• **Dataset excerpts**
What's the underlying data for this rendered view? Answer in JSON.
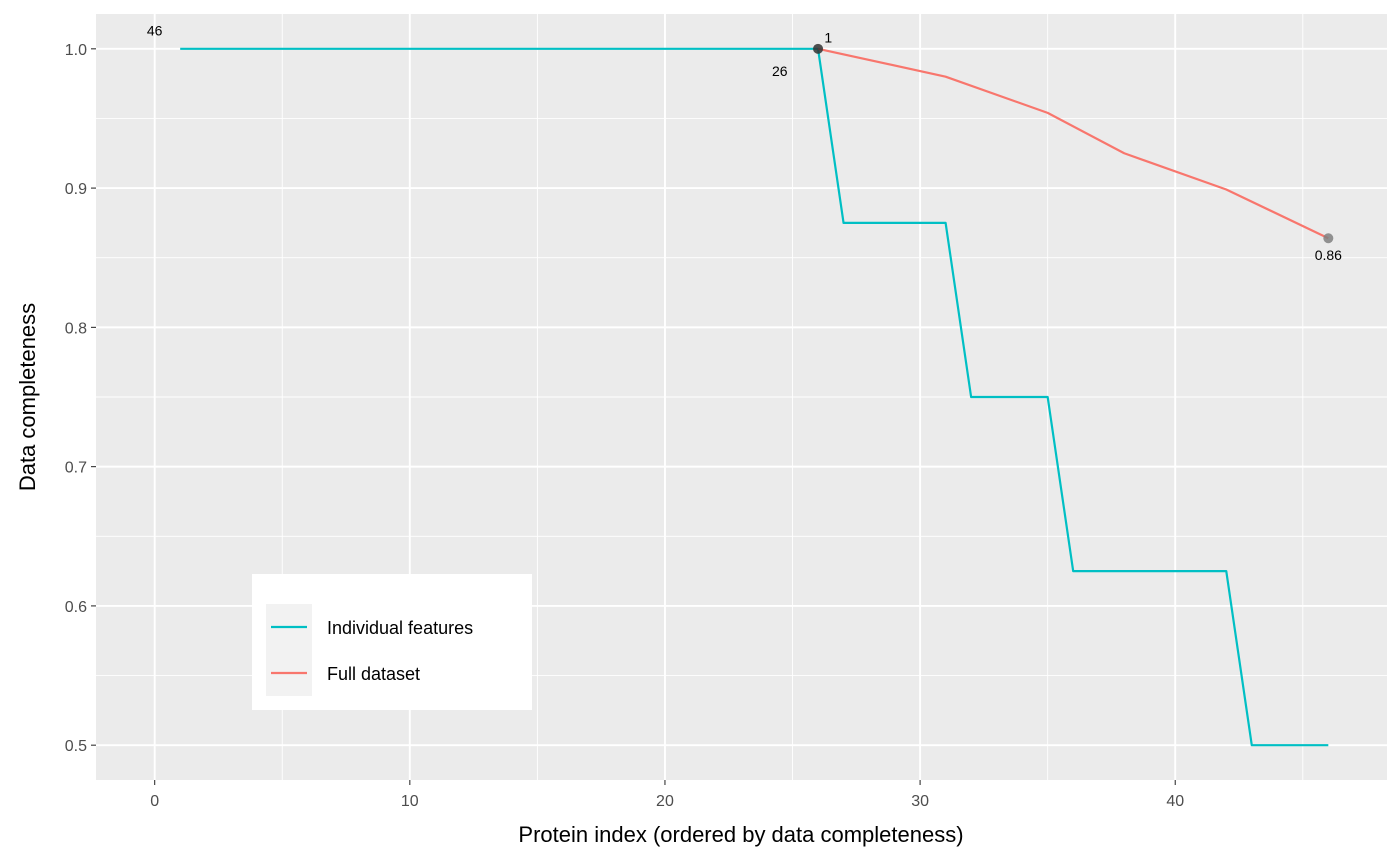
{
  "chart_data": {
    "type": "line",
    "title": "",
    "xlabel": "Protein index (ordered by data completeness)",
    "ylabel": "Data completeness",
    "xlim": [
      -2.3,
      48.3
    ],
    "ylim": [
      0.475,
      1.025
    ],
    "x_ticks": [
      0,
      10,
      20,
      30,
      40
    ],
    "y_ticks": [
      0.5,
      0.6,
      0.7,
      0.8,
      0.9,
      1.0
    ],
    "x_tick_labels": [
      "0",
      "10",
      "20",
      "30",
      "40"
    ],
    "y_tick_labels": [
      "0.5",
      "0.6",
      "0.7",
      "0.8",
      "0.9",
      "1.0"
    ],
    "grid": true,
    "legend_position": "bottom-left",
    "series": [
      {
        "name": "Individual features",
        "color": "#00BFC4",
        "x": [
          1,
          26,
          27,
          31,
          32,
          35,
          36,
          42,
          43,
          46
        ],
        "y": [
          1.0,
          1.0,
          0.875,
          0.875,
          0.75,
          0.75,
          0.625,
          0.625,
          0.5,
          0.5
        ]
      },
      {
        "name": "Full dataset",
        "color": "#F8766D",
        "x": [
          26,
          31,
          35,
          38,
          42,
          46
        ],
        "y": [
          1.0,
          0.98,
          0.954,
          0.925,
          0.899,
          0.864
        ]
      }
    ],
    "points": [
      {
        "x": 26,
        "y": 1.0,
        "color": "#333333"
      },
      {
        "x": 46,
        "y": 0.864,
        "color": "#808080"
      }
    ],
    "annotations": [
      {
        "text": "46",
        "x": 0,
        "y": 1.013,
        "color": "#999999"
      },
      {
        "text": "1",
        "x": 26.4,
        "y": 1.008,
        "color": "#000000"
      },
      {
        "text": "26",
        "x": 24.5,
        "y": 0.984,
        "color": "#000000"
      },
      {
        "text": "0.86",
        "x": 46,
        "y": 0.852,
        "color": "#000000"
      }
    ]
  }
}
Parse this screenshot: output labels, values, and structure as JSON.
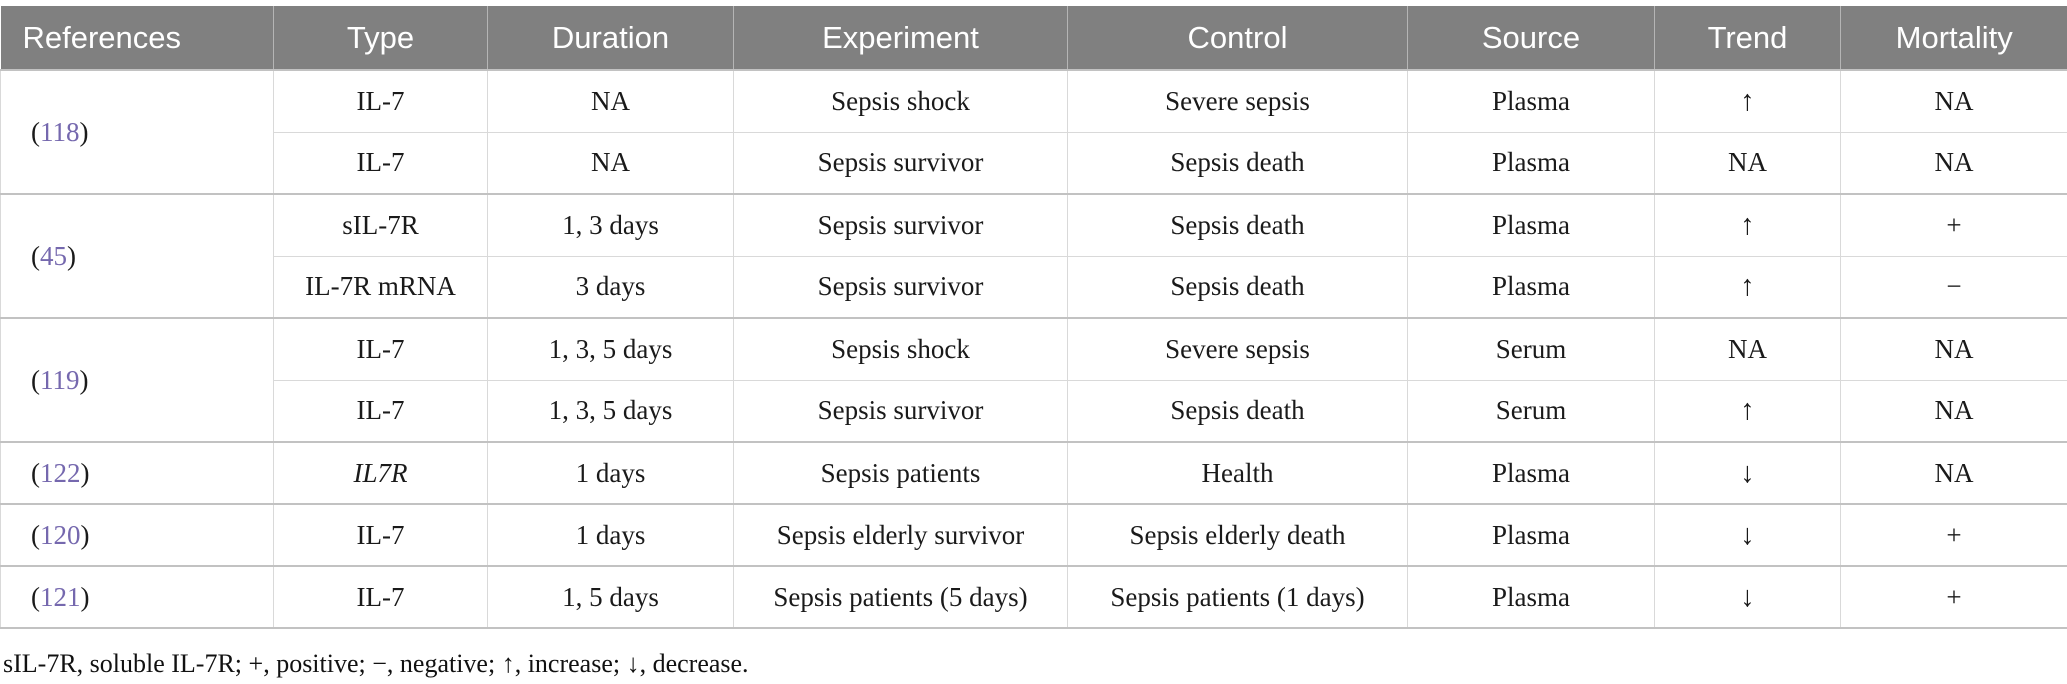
{
  "table": {
    "columns": [
      "References",
      "Type",
      "Duration",
      "Experiment",
      "Control",
      "Source",
      "Trend",
      "Mortality"
    ],
    "ref_paren_open": "(",
    "ref_paren_close": ")",
    "groups": [
      {
        "reference": "118",
        "rows": [
          {
            "type": "IL-7",
            "type_italic": false,
            "duration": "NA",
            "experiment": "Sepsis shock",
            "control": "Severe sepsis",
            "source": "Plasma",
            "trend": "↑",
            "mortality": "NA"
          },
          {
            "type": "IL-7",
            "type_italic": false,
            "duration": "NA",
            "experiment": "Sepsis survivor",
            "control": "Sepsis death",
            "source": "Plasma",
            "trend": "NA",
            "mortality": "NA"
          }
        ]
      },
      {
        "reference": "45",
        "rows": [
          {
            "type": "sIL-7R",
            "type_italic": false,
            "duration": "1, 3 days",
            "experiment": "Sepsis survivor",
            "control": "Sepsis death",
            "source": "Plasma",
            "trend": "↑",
            "mortality": "+"
          },
          {
            "type": "IL-7R mRNA",
            "type_italic": false,
            "duration": "3 days",
            "experiment": "Sepsis survivor",
            "control": "Sepsis death",
            "source": "Plasma",
            "trend": "↑",
            "mortality": "−"
          }
        ]
      },
      {
        "reference": "119",
        "rows": [
          {
            "type": "IL-7",
            "type_italic": false,
            "duration": "1, 3, 5 days",
            "experiment": "Sepsis shock",
            "control": "Severe sepsis",
            "source": "Serum",
            "trend": "NA",
            "mortality": "NA"
          },
          {
            "type": "IL-7",
            "type_italic": false,
            "duration": "1, 3, 5 days",
            "experiment": "Sepsis survivor",
            "control": "Sepsis death",
            "source": "Serum",
            "trend": "↑",
            "mortality": "NA"
          }
        ]
      },
      {
        "reference": "122",
        "rows": [
          {
            "type": "IL7R",
            "type_italic": true,
            "duration": "1 days",
            "experiment": "Sepsis patients",
            "control": "Health",
            "source": "Plasma",
            "trend": "↓",
            "mortality": "NA"
          }
        ]
      },
      {
        "reference": "120",
        "rows": [
          {
            "type": "IL-7",
            "type_italic": false,
            "duration": "1 days",
            "experiment": "Sepsis elderly survivor",
            "control": "Sepsis elderly death",
            "source": "Plasma",
            "trend": "↓",
            "mortality": "+"
          }
        ]
      },
      {
        "reference": "121",
        "rows": [
          {
            "type": "IL-7",
            "type_italic": false,
            "duration": "1, 5 days",
            "experiment": "Sepsis patients (5 days)",
            "control": "Sepsis patients (1 days)",
            "source": "Plasma",
            "trend": "↓",
            "mortality": "+"
          }
        ]
      }
    ]
  },
  "footnote": "sIL-7R, soluble IL-7R; +, positive; −, negative; ↑, increase; ↓, decrease.",
  "colors": {
    "header_bg": "#808080",
    "header_text": "#ffffff",
    "reference_link": "#7568ae",
    "border_light": "#d9d9d9",
    "border_group": "#c2c2c2",
    "body_text": "#1a1a1a",
    "page_bg": "#ffffff"
  }
}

• **Your task**
Across the entries above, how many lines contain "days"? Provide only the count.

• **Finished task**
9